§ **Instructions for the task**
Are you able to quote each entry exactly as written?

§ **Listing**

▶

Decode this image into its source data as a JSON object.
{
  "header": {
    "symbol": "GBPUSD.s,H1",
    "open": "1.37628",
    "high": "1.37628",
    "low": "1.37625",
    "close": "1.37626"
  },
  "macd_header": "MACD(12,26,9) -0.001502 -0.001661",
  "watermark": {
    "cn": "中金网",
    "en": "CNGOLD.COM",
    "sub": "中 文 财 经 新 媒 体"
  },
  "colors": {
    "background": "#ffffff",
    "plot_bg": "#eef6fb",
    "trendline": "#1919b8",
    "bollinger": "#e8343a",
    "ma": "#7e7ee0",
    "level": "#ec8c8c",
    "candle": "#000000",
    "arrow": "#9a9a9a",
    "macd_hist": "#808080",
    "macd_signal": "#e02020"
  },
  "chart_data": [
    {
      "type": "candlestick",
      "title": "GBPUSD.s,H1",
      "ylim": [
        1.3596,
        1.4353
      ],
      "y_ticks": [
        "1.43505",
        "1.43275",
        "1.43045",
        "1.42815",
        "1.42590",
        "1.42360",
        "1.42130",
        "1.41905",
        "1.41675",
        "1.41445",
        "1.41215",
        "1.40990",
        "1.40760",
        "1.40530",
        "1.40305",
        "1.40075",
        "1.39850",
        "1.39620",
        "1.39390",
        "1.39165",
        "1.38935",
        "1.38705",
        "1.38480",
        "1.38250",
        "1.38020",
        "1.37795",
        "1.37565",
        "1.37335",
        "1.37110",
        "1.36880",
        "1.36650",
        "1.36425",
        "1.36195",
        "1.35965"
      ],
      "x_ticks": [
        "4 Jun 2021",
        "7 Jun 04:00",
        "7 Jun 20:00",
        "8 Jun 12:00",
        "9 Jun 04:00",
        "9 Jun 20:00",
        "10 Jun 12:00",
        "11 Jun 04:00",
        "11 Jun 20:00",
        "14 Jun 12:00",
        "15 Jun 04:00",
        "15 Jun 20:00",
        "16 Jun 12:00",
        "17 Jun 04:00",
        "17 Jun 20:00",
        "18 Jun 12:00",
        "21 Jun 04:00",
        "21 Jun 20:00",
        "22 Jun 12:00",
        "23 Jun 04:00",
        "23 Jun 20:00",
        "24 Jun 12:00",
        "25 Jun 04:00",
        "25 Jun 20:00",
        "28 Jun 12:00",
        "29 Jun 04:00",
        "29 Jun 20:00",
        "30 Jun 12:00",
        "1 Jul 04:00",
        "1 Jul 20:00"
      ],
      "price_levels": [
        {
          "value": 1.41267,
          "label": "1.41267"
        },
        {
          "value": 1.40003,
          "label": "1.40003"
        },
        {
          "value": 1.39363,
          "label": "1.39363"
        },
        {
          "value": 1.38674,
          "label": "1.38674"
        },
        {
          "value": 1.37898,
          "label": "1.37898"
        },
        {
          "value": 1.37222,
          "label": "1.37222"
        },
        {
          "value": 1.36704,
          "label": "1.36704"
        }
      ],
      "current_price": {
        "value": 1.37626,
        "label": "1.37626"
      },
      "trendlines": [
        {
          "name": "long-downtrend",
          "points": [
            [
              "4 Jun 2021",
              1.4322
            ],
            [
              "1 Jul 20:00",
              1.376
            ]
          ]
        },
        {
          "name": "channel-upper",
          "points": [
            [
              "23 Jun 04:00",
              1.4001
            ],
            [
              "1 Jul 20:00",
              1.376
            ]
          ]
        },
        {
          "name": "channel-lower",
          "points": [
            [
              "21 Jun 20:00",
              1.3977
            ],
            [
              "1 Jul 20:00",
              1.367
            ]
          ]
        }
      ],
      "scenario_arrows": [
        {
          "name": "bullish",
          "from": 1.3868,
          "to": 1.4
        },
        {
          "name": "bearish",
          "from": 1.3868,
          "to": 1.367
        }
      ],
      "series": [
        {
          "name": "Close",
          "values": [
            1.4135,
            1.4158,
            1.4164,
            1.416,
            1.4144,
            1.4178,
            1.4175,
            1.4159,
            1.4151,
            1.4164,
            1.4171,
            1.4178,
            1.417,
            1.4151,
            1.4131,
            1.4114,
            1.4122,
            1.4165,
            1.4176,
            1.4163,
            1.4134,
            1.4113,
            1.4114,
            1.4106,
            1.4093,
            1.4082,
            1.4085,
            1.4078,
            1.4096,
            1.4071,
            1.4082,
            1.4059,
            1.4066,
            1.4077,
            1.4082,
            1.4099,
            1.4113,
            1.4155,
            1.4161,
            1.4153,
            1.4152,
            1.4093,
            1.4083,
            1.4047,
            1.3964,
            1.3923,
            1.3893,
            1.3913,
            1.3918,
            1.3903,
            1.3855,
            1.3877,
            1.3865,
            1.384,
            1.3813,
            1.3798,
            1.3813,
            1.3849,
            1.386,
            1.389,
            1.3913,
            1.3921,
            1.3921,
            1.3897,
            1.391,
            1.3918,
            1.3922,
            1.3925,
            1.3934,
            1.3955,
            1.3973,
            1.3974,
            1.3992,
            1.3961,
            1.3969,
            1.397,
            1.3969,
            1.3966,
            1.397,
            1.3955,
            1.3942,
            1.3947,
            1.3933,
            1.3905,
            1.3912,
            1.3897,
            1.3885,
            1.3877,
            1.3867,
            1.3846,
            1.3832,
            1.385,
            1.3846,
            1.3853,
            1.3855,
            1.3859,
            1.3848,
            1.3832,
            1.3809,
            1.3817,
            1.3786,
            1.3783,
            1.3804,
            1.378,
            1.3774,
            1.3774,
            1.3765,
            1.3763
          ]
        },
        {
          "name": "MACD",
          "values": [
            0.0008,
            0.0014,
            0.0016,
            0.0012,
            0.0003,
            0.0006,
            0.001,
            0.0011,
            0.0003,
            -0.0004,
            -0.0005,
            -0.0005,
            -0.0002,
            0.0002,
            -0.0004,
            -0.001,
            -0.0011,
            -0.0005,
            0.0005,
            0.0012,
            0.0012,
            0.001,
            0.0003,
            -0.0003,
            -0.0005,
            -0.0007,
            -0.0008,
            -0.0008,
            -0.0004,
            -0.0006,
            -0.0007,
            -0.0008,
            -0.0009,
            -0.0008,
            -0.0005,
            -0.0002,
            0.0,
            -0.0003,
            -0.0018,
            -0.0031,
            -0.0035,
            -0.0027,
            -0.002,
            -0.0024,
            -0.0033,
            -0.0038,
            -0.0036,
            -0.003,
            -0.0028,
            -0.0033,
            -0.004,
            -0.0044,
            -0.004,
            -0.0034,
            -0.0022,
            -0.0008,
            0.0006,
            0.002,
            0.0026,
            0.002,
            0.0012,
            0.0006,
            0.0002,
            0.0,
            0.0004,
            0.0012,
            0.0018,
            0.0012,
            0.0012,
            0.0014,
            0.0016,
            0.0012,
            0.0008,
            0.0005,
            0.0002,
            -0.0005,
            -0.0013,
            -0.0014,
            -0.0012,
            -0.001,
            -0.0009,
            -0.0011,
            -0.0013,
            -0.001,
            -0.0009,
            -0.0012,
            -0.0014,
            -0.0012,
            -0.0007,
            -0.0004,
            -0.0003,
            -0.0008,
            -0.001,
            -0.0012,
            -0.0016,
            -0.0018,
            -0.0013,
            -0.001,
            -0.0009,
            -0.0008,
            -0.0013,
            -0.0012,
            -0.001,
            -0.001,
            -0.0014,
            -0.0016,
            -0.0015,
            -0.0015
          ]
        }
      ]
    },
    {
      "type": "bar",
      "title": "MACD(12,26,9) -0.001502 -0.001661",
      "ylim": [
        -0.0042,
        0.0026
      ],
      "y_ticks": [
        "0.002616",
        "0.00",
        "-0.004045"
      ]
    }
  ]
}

◀

§ **Result of the task**
Decode this image into its source data as a JSON object.
{
  "header": {
    "symbol": "GBPUSD.s,H1",
    "open": "1.37628",
    "high": "1.37628",
    "low": "1.37625",
    "close": "1.37626"
  },
  "macd_header": "MACD(12,26,9) -0.001502 -0.001661",
  "watermark": {
    "cn": "中金网",
    "en": "CNGOLD.COM",
    "sub": "中 文 财 经 新 媒 体"
  },
  "colors": {
    "background": "#ffffff",
    "plot_bg": "#eef6fb",
    "trendline": "#1919b8",
    "bollinger": "#e8343a",
    "ma": "#7e7ee0",
    "level": "#ec8c8c",
    "candle": "#000000",
    "arrow": "#9a9a9a",
    "macd_hist": "#808080",
    "macd_signal": "#e02020"
  },
  "chart_data": [
    {
      "type": "candlestick",
      "title": "GBPUSD.s,H1",
      "ylim": [
        1.3596,
        1.4353
      ],
      "y_ticks": [
        "1.43505",
        "1.43275",
        "1.43045",
        "1.42815",
        "1.42590",
        "1.42360",
        "1.42130",
        "1.41905",
        "1.41675",
        "1.41445",
        "1.41215",
        "1.40990",
        "1.40760",
        "1.40530",
        "1.40305",
        "1.40075",
        "1.39850",
        "1.39620",
        "1.39390",
        "1.39165",
        "1.38935",
        "1.38705",
        "1.38480",
        "1.38250",
        "1.38020",
        "1.37795",
        "1.37565",
        "1.37335",
        "1.37110",
        "1.36880",
        "1.36650",
        "1.36425",
        "1.36195",
        "1.35965"
      ],
      "x_ticks": [
        "4 Jun 2021",
        "7 Jun 04:00",
        "7 Jun 20:00",
        "8 Jun 12:00",
        "9 Jun 04:00",
        "9 Jun 20:00",
        "10 Jun 12:00",
        "11 Jun 04:00",
        "11 Jun 20:00",
        "14 Jun 12:00",
        "15 Jun 04:00",
        "15 Jun 20:00",
        "16 Jun 12:00",
        "17 Jun 04:00",
        "17 Jun 20:00",
        "18 Jun 12:00",
        "21 Jun 04:00",
        "21 Jun 20:00",
        "22 Jun 12:00",
        "23 Jun 04:00",
        "23 Jun 20:00",
        "24 Jun 12:00",
        "25 Jun 04:00",
        "25 Jun 20:00",
        "28 Jun 12:00",
        "29 Jun 04:00",
        "29 Jun 20:00",
        "30 Jun 12:00",
        "1 Jul 04:00",
        "1 Jul 20:00"
      ],
      "price_levels": [
        {
          "value": 1.41267,
          "label": "1.41267"
        },
        {
          "value": 1.40003,
          "label": "1.40003"
        },
        {
          "value": 1.39363,
          "label": "1.39363"
        },
        {
          "value": 1.38674,
          "label": "1.38674"
        },
        {
          "value": 1.37898,
          "label": "1.37898"
        },
        {
          "value": 1.37222,
          "label": "1.37222"
        },
        {
          "value": 1.36704,
          "label": "1.36704"
        }
      ],
      "current_price": {
        "value": 1.37626,
        "label": "1.37626"
      },
      "trendlines": [
        {
          "name": "long-downtrend",
          "points": [
            [
              "4 Jun 2021",
              1.4322
            ],
            [
              "1 Jul 20:00",
              1.376
            ]
          ]
        },
        {
          "name": "channel-upper",
          "points": [
            [
              "23 Jun 04:00",
              1.4001
            ],
            [
              "1 Jul 20:00",
              1.376
            ]
          ]
        },
        {
          "name": "channel-lower",
          "points": [
            [
              "21 Jun 20:00",
              1.3977
            ],
            [
              "1 Jul 20:00",
              1.367
            ]
          ]
        }
      ],
      "scenario_arrows": [
        {
          "name": "bullish",
          "from": 1.3868,
          "to": 1.4
        },
        {
          "name": "bearish",
          "from": 1.3868,
          "to": 1.367
        }
      ],
      "series": [
        {
          "name": "Close",
          "values": [
            1.4135,
            1.4158,
            1.4164,
            1.416,
            1.4144,
            1.4178,
            1.4175,
            1.4159,
            1.4151,
            1.4164,
            1.4171,
            1.4178,
            1.417,
            1.4151,
            1.4131,
            1.4114,
            1.4122,
            1.4165,
            1.4176,
            1.4163,
            1.4134,
            1.4113,
            1.4114,
            1.4106,
            1.4093,
            1.4082,
            1.4085,
            1.4078,
            1.4096,
            1.4071,
            1.4082,
            1.4059,
            1.4066,
            1.4077,
            1.4082,
            1.4099,
            1.4113,
            1.4155,
            1.4161,
            1.4153,
            1.4152,
            1.4093,
            1.4083,
            1.4047,
            1.3964,
            1.3923,
            1.3893,
            1.3913,
            1.3918,
            1.3903,
            1.3855,
            1.3877,
            1.3865,
            1.384,
            1.3813,
            1.3798,
            1.3813,
            1.3849,
            1.386,
            1.389,
            1.3913,
            1.3921,
            1.3921,
            1.3897,
            1.391,
            1.3918,
            1.3922,
            1.3925,
            1.3934,
            1.3955,
            1.3973,
            1.3974,
            1.3992,
            1.3961,
            1.3969,
            1.397,
            1.3969,
            1.3966,
            1.397,
            1.3955,
            1.3942,
            1.3947,
            1.3933,
            1.3905,
            1.3912,
            1.3897,
            1.3885,
            1.3877,
            1.3867,
            1.3846,
            1.3832,
            1.385,
            1.3846,
            1.3853,
            1.3855,
            1.3859,
            1.3848,
            1.3832,
            1.3809,
            1.3817,
            1.3786,
            1.3783,
            1.3804,
            1.378,
            1.3774,
            1.3774,
            1.3765,
            1.3763
          ]
        },
        {
          "name": "MACD",
          "values": [
            0.0008,
            0.0014,
            0.0016,
            0.0012,
            0.0003,
            0.0006,
            0.001,
            0.0011,
            0.0003,
            -0.0004,
            -0.0005,
            -0.0005,
            -0.0002,
            0.0002,
            -0.0004,
            -0.001,
            -0.0011,
            -0.0005,
            0.0005,
            0.0012,
            0.0012,
            0.001,
            0.0003,
            -0.0003,
            -0.0005,
            -0.0007,
            -0.0008,
            -0.0008,
            -0.0004,
            -0.0006,
            -0.0007,
            -0.0008,
            -0.0009,
            -0.0008,
            -0.0005,
            -0.0002,
            0.0,
            -0.0003,
            -0.0018,
            -0.0031,
            -0.0035,
            -0.0027,
            -0.002,
            -0.0024,
            -0.0033,
            -0.0038,
            -0.0036,
            -0.003,
            -0.0028,
            -0.0033,
            -0.004,
            -0.0044,
            -0.004,
            -0.0034,
            -0.0022,
            -0.0008,
            0.0006,
            0.002,
            0.0026,
            0.002,
            0.0012,
            0.0006,
            0.0002,
            0.0,
            0.0004,
            0.0012,
            0.0018,
            0.0012,
            0.0012,
            0.0014,
            0.0016,
            0.0012,
            0.0008,
            0.0005,
            0.0002,
            -0.0005,
            -0.0013,
            -0.0014,
            -0.0012,
            -0.001,
            -0.0009,
            -0.0011,
            -0.0013,
            -0.001,
            -0.0009,
            -0.0012,
            -0.0014,
            -0.0012,
            -0.0007,
            -0.0004,
            -0.0003,
            -0.0008,
            -0.001,
            -0.0012,
            -0.0016,
            -0.0018,
            -0.0013,
            -0.001,
            -0.0009,
            -0.0008,
            -0.0013,
            -0.0012,
            -0.001,
            -0.001,
            -0.0014,
            -0.0016,
            -0.0015,
            -0.0015
          ]
        }
      ]
    },
    {
      "type": "bar",
      "title": "MACD(12,26,9) -0.001502 -0.001661",
      "ylim": [
        -0.0042,
        0.0026
      ],
      "y_ticks": [
        "0.002616",
        "0.00",
        "-0.004045"
      ]
    }
  ]
}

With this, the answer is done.